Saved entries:
╭──
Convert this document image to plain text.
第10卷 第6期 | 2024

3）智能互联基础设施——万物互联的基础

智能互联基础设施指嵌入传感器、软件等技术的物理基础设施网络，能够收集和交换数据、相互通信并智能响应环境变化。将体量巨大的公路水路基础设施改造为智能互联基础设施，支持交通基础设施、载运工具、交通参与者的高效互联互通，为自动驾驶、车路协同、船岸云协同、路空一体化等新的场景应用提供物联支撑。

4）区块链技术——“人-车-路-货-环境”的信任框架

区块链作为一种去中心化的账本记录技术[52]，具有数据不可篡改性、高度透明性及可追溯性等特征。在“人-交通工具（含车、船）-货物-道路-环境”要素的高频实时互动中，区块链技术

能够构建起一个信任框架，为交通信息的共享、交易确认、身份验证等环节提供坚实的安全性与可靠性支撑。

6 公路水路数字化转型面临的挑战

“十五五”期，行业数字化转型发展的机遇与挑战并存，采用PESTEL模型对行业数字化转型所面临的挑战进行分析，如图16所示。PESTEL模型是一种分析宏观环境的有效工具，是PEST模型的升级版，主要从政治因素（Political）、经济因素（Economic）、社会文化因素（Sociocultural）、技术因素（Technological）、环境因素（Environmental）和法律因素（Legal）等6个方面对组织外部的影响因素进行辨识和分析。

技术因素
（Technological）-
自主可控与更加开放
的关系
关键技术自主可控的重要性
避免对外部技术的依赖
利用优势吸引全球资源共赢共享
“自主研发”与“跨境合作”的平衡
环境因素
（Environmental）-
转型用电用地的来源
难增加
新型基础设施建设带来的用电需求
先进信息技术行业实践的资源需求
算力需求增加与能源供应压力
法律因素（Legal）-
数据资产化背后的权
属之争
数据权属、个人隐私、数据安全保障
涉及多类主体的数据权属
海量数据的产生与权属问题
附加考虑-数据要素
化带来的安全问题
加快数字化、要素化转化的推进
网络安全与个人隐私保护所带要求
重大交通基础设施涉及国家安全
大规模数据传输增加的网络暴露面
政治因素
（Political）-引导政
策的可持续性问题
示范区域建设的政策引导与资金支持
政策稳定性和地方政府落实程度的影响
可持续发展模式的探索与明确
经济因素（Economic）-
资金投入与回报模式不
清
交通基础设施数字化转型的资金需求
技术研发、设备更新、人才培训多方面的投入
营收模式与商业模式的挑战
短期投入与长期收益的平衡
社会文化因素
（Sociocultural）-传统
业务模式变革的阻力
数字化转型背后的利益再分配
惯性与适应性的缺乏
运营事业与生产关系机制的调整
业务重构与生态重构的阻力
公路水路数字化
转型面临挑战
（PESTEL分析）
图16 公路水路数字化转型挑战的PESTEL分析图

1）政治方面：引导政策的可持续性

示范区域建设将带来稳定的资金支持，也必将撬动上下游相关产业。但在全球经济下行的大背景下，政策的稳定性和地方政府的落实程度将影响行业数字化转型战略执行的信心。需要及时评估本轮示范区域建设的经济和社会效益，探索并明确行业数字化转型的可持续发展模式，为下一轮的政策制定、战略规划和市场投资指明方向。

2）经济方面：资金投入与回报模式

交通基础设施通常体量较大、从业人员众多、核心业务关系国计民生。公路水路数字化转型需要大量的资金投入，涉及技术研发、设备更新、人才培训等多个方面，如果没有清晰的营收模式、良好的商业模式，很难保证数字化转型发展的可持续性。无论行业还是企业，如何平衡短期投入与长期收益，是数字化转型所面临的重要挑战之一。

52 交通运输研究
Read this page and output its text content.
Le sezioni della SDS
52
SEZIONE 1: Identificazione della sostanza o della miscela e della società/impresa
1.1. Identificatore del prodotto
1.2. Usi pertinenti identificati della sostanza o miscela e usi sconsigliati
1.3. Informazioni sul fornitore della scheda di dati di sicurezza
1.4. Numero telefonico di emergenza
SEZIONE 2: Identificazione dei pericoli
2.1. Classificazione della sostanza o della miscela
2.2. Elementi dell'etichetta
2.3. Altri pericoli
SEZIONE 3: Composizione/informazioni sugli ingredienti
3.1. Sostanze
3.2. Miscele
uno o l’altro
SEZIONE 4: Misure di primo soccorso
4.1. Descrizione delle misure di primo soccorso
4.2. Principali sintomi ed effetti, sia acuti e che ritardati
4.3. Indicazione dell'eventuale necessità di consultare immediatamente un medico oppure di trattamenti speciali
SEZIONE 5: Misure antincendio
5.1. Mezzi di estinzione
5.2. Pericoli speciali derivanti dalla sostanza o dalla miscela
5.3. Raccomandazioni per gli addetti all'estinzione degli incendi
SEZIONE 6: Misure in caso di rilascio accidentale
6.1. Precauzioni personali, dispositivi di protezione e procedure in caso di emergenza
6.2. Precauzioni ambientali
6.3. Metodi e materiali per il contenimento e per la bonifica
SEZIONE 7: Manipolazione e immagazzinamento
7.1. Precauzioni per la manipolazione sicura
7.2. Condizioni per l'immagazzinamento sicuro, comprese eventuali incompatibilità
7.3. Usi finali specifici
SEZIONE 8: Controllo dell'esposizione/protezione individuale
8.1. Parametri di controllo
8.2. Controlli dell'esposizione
╰──
Your instructions:
Copy out every line from the data above that has "emergenza" in it.

The response:
1.4. Numero telefonico di emergenza
6.1. Precauzioni personali, dispositivi di protezione e procedure in caso di emergenza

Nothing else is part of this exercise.